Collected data
........
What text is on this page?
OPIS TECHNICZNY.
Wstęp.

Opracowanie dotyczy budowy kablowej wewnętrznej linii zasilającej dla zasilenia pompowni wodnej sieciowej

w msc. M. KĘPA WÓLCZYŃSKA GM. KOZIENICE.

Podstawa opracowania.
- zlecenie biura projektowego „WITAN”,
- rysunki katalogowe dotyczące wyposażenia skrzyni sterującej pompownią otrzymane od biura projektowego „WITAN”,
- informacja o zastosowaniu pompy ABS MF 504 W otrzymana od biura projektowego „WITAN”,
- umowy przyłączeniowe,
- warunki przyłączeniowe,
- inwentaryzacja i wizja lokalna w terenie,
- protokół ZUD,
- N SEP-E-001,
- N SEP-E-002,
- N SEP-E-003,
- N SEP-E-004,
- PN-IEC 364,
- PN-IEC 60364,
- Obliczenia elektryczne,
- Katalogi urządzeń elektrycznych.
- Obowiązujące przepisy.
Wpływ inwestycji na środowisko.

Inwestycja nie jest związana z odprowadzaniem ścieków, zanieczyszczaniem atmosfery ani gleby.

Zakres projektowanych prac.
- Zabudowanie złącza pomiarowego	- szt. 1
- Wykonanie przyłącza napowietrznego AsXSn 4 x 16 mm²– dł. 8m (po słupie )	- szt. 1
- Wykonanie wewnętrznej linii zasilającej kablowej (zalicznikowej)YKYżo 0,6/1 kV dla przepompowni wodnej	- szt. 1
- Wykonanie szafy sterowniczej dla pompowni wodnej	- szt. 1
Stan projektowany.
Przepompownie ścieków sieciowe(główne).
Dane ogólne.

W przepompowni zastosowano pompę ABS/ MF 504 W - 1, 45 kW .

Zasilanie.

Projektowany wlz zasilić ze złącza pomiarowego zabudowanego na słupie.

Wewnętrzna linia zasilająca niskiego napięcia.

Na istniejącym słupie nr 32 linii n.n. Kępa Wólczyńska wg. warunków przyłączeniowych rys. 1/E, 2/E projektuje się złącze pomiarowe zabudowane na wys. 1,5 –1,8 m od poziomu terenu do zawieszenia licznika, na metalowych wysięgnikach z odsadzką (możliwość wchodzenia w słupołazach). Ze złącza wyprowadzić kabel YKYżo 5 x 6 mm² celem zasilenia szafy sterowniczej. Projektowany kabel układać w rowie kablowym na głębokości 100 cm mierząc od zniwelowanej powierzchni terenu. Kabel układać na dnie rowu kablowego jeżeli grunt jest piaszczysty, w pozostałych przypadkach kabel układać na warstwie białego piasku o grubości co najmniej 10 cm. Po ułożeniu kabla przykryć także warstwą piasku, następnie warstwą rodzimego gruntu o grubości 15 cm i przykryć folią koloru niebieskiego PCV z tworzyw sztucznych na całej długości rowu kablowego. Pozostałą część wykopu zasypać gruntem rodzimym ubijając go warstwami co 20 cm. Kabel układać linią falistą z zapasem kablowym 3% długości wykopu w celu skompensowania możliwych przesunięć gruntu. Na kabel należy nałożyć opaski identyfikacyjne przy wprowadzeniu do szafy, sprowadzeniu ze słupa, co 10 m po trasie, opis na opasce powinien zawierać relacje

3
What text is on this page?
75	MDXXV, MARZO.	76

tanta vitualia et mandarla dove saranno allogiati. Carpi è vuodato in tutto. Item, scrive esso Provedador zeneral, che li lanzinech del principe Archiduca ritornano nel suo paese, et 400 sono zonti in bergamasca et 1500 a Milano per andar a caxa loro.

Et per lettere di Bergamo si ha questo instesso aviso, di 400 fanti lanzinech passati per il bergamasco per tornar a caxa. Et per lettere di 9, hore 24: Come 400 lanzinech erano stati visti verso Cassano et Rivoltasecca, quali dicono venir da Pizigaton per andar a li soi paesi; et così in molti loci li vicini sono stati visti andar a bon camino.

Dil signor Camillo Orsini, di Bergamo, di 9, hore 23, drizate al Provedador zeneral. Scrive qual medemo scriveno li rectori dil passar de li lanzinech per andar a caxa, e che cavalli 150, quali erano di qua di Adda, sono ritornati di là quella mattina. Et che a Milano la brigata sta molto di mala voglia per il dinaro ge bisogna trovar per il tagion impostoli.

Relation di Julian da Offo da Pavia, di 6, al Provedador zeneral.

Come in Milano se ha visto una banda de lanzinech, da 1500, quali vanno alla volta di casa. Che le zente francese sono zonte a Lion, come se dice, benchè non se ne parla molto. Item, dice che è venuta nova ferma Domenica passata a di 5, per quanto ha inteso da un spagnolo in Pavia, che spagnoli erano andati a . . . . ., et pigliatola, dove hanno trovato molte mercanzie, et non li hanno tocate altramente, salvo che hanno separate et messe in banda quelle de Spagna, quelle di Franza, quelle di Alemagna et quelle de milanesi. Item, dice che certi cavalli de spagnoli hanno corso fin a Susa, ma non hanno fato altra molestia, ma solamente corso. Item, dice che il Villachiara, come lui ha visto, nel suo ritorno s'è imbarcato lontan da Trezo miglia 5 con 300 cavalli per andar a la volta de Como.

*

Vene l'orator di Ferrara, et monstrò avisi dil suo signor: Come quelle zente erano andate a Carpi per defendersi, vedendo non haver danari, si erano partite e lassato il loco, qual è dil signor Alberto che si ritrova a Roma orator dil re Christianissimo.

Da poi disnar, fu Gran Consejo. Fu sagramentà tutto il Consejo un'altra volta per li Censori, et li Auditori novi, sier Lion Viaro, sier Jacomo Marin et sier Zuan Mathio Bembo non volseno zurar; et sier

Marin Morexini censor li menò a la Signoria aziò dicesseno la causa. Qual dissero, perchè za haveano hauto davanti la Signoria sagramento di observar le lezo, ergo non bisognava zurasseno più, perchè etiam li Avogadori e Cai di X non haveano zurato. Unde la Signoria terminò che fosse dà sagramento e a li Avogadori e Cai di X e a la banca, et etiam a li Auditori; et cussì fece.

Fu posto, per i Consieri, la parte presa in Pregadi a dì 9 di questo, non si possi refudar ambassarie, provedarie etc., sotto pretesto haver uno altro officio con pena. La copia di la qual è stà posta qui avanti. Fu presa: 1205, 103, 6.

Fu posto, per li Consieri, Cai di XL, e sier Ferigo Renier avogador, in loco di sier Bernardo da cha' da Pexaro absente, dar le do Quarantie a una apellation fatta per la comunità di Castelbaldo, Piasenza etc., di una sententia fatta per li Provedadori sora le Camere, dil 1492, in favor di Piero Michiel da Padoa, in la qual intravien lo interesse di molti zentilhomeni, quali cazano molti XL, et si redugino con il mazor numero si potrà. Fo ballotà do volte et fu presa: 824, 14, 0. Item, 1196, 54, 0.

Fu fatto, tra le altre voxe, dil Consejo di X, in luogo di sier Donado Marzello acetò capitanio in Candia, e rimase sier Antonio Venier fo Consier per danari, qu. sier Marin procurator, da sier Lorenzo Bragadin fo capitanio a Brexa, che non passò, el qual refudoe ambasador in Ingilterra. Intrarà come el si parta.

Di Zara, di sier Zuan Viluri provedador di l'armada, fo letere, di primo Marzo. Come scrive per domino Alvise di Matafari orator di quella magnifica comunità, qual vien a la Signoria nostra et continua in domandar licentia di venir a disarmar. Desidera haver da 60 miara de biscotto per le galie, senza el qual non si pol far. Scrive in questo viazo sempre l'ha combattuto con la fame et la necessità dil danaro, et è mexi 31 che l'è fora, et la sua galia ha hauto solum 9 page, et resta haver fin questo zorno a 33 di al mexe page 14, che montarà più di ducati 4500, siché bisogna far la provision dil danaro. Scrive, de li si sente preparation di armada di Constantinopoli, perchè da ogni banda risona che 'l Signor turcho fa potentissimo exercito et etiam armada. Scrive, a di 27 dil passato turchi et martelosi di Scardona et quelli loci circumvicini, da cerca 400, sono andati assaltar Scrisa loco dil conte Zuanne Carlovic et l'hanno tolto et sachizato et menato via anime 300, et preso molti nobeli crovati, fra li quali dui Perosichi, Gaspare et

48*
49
........
Stated goal: Copy each line in the data that holds the word "Wykonanie".

Written solution:
- Wykonanie przyłącza napowietrznego AsXSn 4 x 16 mm²– dł. 8m (po słupie )	- szt. 1
- Wykonanie wewnętrznej linii zasilającej kablowej (zalicznikowej)YKYżo 0,6/1 kV dla przepompowni wodnej	- szt. 1
- Wykonanie szafy sterowniczej dla pompowni wodnej	- szt. 1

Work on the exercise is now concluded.